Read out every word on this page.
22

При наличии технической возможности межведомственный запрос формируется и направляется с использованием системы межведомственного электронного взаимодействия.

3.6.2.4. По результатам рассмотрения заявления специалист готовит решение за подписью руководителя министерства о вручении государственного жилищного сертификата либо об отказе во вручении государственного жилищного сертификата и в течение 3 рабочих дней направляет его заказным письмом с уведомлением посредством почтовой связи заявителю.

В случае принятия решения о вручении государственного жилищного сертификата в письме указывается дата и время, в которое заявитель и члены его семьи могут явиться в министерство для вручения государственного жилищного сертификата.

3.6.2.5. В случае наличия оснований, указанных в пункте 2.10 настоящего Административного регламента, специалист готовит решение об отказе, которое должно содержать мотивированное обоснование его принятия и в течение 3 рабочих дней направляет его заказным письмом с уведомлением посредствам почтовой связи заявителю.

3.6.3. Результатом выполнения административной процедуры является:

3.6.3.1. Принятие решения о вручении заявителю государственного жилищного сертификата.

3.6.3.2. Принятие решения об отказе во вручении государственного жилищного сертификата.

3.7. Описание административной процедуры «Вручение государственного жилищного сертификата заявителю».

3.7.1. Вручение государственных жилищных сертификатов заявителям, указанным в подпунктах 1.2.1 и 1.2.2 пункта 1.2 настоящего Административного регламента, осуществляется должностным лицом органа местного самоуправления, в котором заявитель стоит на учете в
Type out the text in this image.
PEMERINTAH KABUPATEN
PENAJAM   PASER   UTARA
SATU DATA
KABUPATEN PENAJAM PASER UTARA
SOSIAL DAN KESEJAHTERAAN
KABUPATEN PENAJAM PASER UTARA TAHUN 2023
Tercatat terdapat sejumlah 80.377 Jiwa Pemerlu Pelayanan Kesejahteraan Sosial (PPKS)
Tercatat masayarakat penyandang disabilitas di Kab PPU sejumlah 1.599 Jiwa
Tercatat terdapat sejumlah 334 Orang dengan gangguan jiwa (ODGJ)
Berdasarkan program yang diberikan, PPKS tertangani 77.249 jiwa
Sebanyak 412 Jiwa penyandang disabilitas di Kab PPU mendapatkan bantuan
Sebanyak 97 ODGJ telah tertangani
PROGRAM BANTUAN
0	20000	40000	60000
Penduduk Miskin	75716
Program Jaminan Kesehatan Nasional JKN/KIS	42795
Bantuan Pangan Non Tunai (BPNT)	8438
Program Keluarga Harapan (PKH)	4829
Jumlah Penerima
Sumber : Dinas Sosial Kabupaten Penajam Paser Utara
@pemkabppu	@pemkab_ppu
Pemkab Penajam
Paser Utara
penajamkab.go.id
◆ ◆ ◆ ◆
_WRITTEN REQUEST:_
Reproduce only the lines running from the one that contains "Type out the text in this image." to the last line of the records.

_OUTPUT OF THE EXERCISE:_
Type out the text in this image.
PEMERINTAH KABUPATEN
PENAJAM   PASER   UTARA
SATU DATA
KABUPATEN PENAJAM PASER UTARA
SOSIAL DAN KESEJAHTERAAN
KABUPATEN PENAJAM PASER UTARA TAHUN 2023
Tercatat terdapat sejumlah 80.377 Jiwa Pemerlu Pelayanan Kesejahteraan Sosial (PPKS)
Tercatat masayarakat penyandang disabilitas di Kab PPU sejumlah 1.599 Jiwa
Tercatat terdapat sejumlah 334 Orang dengan gangguan jiwa (ODGJ)
Berdasarkan program yang diberikan, PPKS tertangani 77.249 jiwa
Sebanyak 412 Jiwa penyandang disabilitas di Kab PPU mendapatkan bantuan
Sebanyak 97 ODGJ telah tertangani
PROGRAM BANTUAN
0	20000	40000	60000
Penduduk Miskin	75716
Program Jaminan Kesehatan Nasional JKN/KIS	42795
Bantuan Pangan Non Tunai (BPNT)	8438
Program Keluarga Harapan (PKH)	4829
Jumlah Penerima
Sumber : Dinas Sosial Kabupaten Penajam Paser Utara
@pemkabppu	@pemkab_ppu
Pemkab Penajam
Paser Utara
penajamkab.go.id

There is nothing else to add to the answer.